◆ **Problem requirements**:
Look through the listing below and report how many lines contain "Extract", as a bare number.

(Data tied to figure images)
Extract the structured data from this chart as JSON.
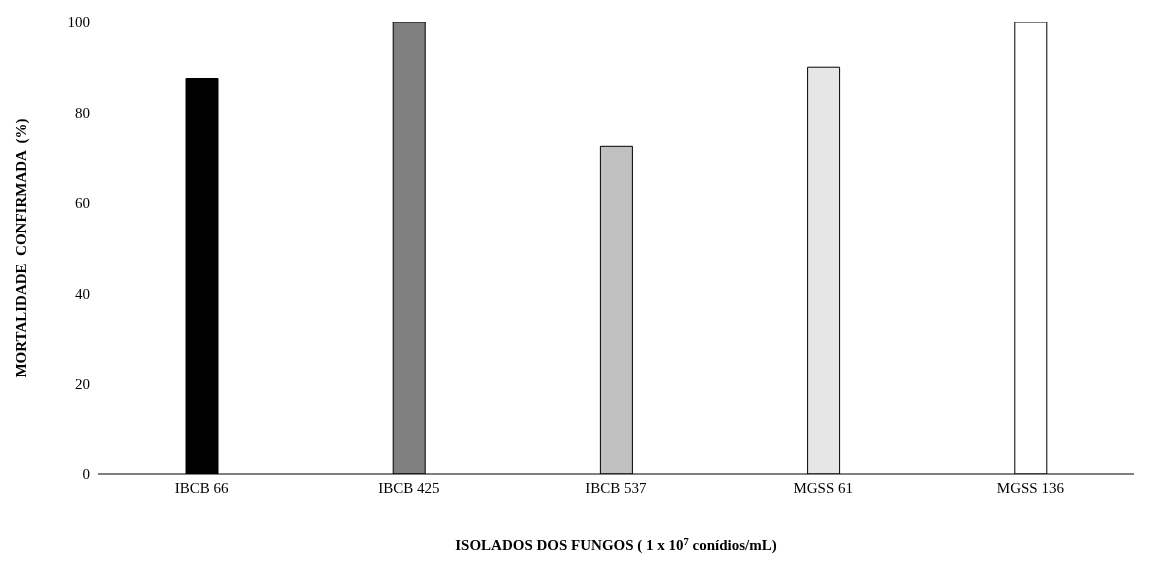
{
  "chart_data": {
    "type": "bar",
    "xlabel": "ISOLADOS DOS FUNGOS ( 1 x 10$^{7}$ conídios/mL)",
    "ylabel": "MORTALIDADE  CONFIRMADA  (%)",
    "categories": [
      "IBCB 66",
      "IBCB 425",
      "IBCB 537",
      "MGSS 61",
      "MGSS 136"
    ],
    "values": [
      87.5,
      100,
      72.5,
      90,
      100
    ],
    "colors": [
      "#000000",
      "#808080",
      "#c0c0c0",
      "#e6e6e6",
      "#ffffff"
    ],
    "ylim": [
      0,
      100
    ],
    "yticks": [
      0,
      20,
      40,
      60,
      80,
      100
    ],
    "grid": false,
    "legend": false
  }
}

==

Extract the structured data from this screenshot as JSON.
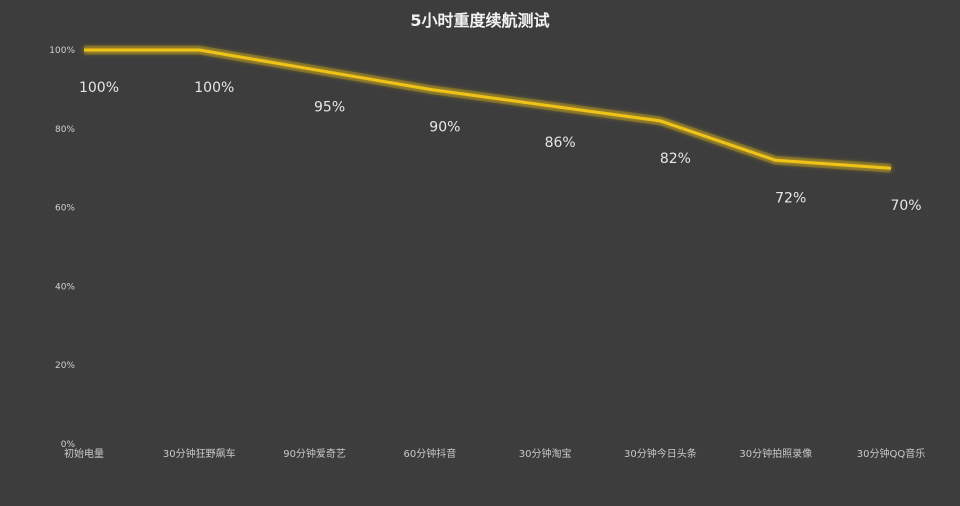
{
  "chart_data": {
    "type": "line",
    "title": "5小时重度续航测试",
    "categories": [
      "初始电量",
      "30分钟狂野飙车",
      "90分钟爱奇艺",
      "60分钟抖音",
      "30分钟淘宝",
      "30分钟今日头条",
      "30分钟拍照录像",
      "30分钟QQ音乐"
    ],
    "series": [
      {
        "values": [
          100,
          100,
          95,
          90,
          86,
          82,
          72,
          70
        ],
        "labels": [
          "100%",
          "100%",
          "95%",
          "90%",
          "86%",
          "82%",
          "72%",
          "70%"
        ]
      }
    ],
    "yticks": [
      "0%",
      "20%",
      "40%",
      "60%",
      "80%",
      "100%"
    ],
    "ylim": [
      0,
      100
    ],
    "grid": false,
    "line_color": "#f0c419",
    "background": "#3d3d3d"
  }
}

◆ **Response**:
2